┌─ Data excerpts
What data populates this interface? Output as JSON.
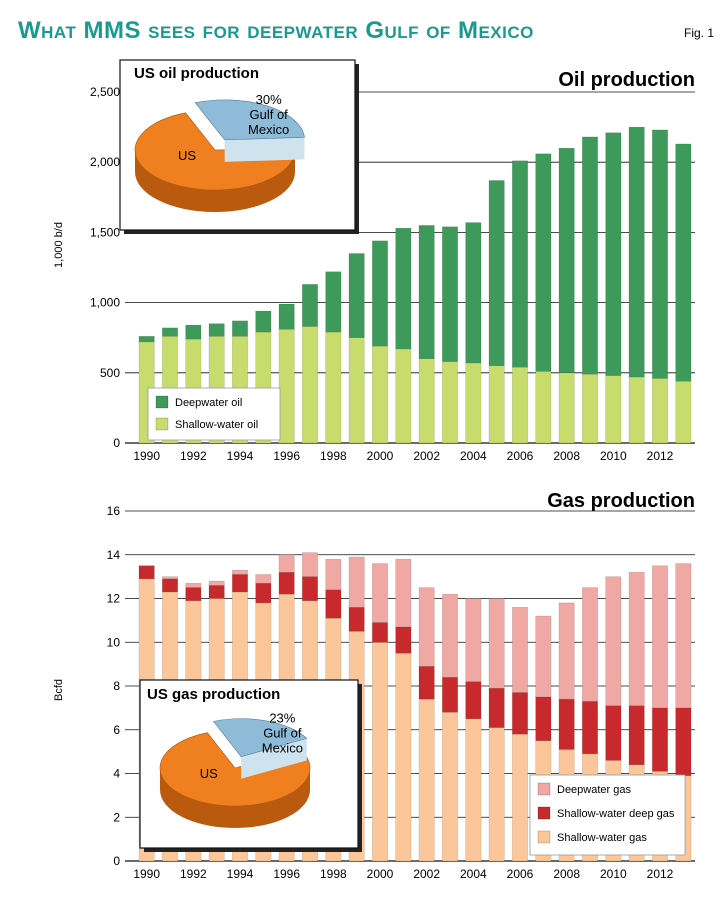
{
  "figure": {
    "title": "What MMS sees for deepwater Gulf of Mexico",
    "label": "Fig. 1"
  },
  "colors": {
    "title": "#1b9a8f",
    "deepwater_oil": "#3d9a5a",
    "shallow_oil": "#c8dc6e",
    "deepwater_gas": "#f0a8a4",
    "shallow_deep_gas": "#c8292c",
    "shallow_gas": "#fbc79a",
    "pie_us": "#ef7f1f",
    "pie_gom": "#8ebbd8"
  },
  "chart_data": [
    {
      "type": "bar",
      "stacked": true,
      "title": "Oil production",
      "ylabel": "1,000 b/d",
      "ylim": [
        0,
        2500
      ],
      "yticks": [
        "0",
        "500",
        "1,000",
        "1,500",
        "2,000",
        "2,500"
      ],
      "ytick_values": [
        0,
        500,
        1000,
        1500,
        2000,
        2500
      ],
      "x": [
        1990,
        1991,
        1992,
        1993,
        1994,
        1995,
        1996,
        1997,
        1998,
        1999,
        2000,
        2001,
        2002,
        2003,
        2004,
        2005,
        2006,
        2007,
        2008,
        2009,
        2010,
        2011,
        2012,
        2013
      ],
      "xtick_labels": [
        "1990",
        "1992",
        "1994",
        "1996",
        "1998",
        "2000",
        "2002",
        "2004",
        "2006",
        "2008",
        "2010",
        "2012"
      ],
      "grid": "horizontal",
      "legend": "bottom-left",
      "series": [
        {
          "name": "Shallow-water oil",
          "values": [
            720,
            760,
            740,
            760,
            760,
            790,
            810,
            830,
            790,
            750,
            690,
            670,
            600,
            580,
            570,
            550,
            540,
            510,
            500,
            490,
            480,
            470,
            460,
            440
          ]
        },
        {
          "name": "Deepwater oil",
          "values": [
            40,
            60,
            100,
            90,
            110,
            150,
            180,
            300,
            430,
            600,
            750,
            860,
            950,
            960,
            1000,
            1320,
            1470,
            1550,
            1600,
            1690,
            1730,
            1780,
            1770,
            1690
          ]
        }
      ],
      "inset": {
        "title": "US oil production",
        "slices": [
          {
            "label": "US",
            "value": 70
          },
          {
            "label": "Gulf of Mexico",
            "value": 30,
            "value_label": "30%"
          }
        ]
      }
    },
    {
      "type": "bar",
      "stacked": true,
      "title": "Gas production",
      "ylabel": "Bcfd",
      "ylim": [
        0,
        16
      ],
      "yticks": [
        "0",
        "2",
        "4",
        "6",
        "8",
        "10",
        "12",
        "14",
        "16"
      ],
      "ytick_values": [
        0,
        2,
        4,
        6,
        8,
        10,
        12,
        14,
        16
      ],
      "x": [
        1990,
        1991,
        1992,
        1993,
        1994,
        1995,
        1996,
        1997,
        1998,
        1999,
        2000,
        2001,
        2002,
        2003,
        2004,
        2005,
        2006,
        2007,
        2008,
        2009,
        2010,
        2011,
        2012,
        2013
      ],
      "xtick_labels": [
        "1990",
        "1992",
        "1994",
        "1996",
        "1998",
        "2000",
        "2002",
        "2004",
        "2006",
        "2008",
        "2010",
        "2012"
      ],
      "grid": "horizontal",
      "legend": "bottom-right",
      "series": [
        {
          "name": "Shallow-water gas",
          "values": [
            12.9,
            12.3,
            11.9,
            12.0,
            12.3,
            11.8,
            12.2,
            11.9,
            11.1,
            10.5,
            10.0,
            9.5,
            7.4,
            6.8,
            6.5,
            6.1,
            5.8,
            5.5,
            5.1,
            4.9,
            4.6,
            4.4,
            4.1,
            3.9
          ]
        },
        {
          "name": "Shallow-water deep gas",
          "values": [
            0.6,
            0.6,
            0.6,
            0.6,
            0.8,
            0.9,
            1.0,
            1.1,
            1.3,
            1.1,
            0.9,
            1.2,
            1.5,
            1.6,
            1.7,
            1.8,
            1.9,
            2.0,
            2.3,
            2.4,
            2.5,
            2.7,
            2.9,
            3.1
          ]
        },
        {
          "name": "Deepwater gas",
          "values": [
            0.0,
            0.1,
            0.2,
            0.2,
            0.2,
            0.4,
            0.8,
            1.1,
            1.4,
            2.3,
            2.7,
            3.1,
            3.6,
            3.8,
            3.8,
            4.1,
            3.9,
            3.7,
            4.4,
            5.2,
            5.9,
            6.1,
            6.5,
            6.6
          ]
        }
      ],
      "inset": {
        "title": "US gas production",
        "slices": [
          {
            "label": "US",
            "value": 77
          },
          {
            "label": "Gulf of Mexico",
            "value": 23,
            "value_label": "23%"
          }
        ]
      }
    }
  ]
}
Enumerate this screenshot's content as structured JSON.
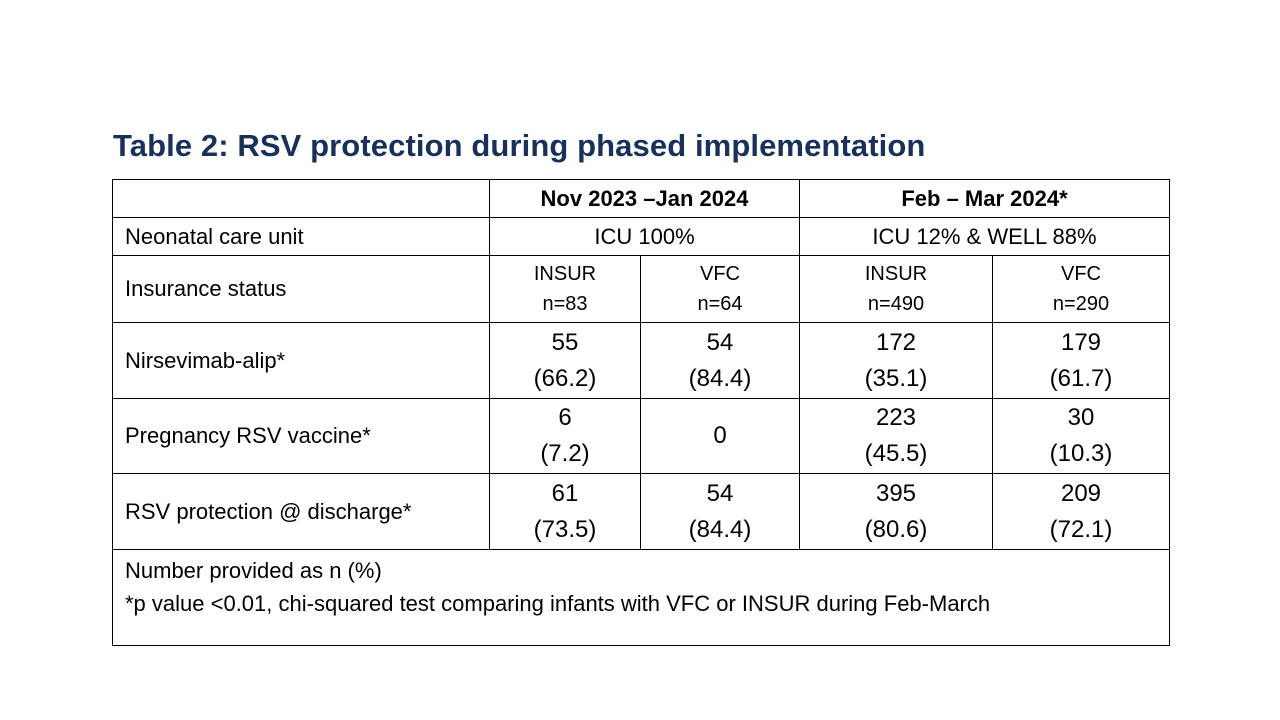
{
  "title": "Table 2: RSV protection during phased implementation",
  "periods": [
    "Nov 2023 –Jan 2024",
    "Feb – Mar 2024*"
  ],
  "care_unit": {
    "label": "Neonatal care unit",
    "values": [
      "ICU 100%",
      "ICU 12% & WELL 88%"
    ]
  },
  "insurance": {
    "label": "Insurance status",
    "groups": [
      {
        "name": "INSUR",
        "n": "n=83"
      },
      {
        "name": "VFC",
        "n": "n=64"
      },
      {
        "name": "INSUR",
        "n": "n=490"
      },
      {
        "name": "VFC",
        "n": "n=290"
      }
    ]
  },
  "rows": [
    {
      "label": "Nirsevimab-alip*",
      "cells": [
        {
          "n": "55",
          "pct": "(66.2)"
        },
        {
          "n": "54",
          "pct": "(84.4)"
        },
        {
          "n": "172",
          "pct": "(35.1)"
        },
        {
          "n": "179",
          "pct": "(61.7)"
        }
      ]
    },
    {
      "label": "Pregnancy RSV vaccine*",
      "cells": [
        {
          "n": "6",
          "pct": "(7.2)"
        },
        {
          "n": "0",
          "pct": ""
        },
        {
          "n": "223",
          "pct": "(45.5)"
        },
        {
          "n": "30",
          "pct": "(10.3)"
        }
      ]
    },
    {
      "label": "RSV protection @ discharge*",
      "cells": [
        {
          "n": "61",
          "pct": "(73.5)"
        },
        {
          "n": "54",
          "pct": "(84.4)"
        },
        {
          "n": "395",
          "pct": "(80.6)"
        },
        {
          "n": "209",
          "pct": "(72.1)"
        }
      ]
    }
  ],
  "footnotes": [
    "Number provided as n (%)",
    "*p value <0.01, chi-squared test comparing infants with VFC or INSUR during Feb-March"
  ],
  "colors": {
    "title": "#17315c",
    "border": "#000000"
  }
}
└─
■ Brief
Look for the word "during" in every line of the listing and copy the lines that have it.

■ Answer to this problem
  "title": "Table 2: RSV protection during phased implementation",
    "*p value <0.01, chi-squared test comparing infants with VFC or INSUR during Feb-March"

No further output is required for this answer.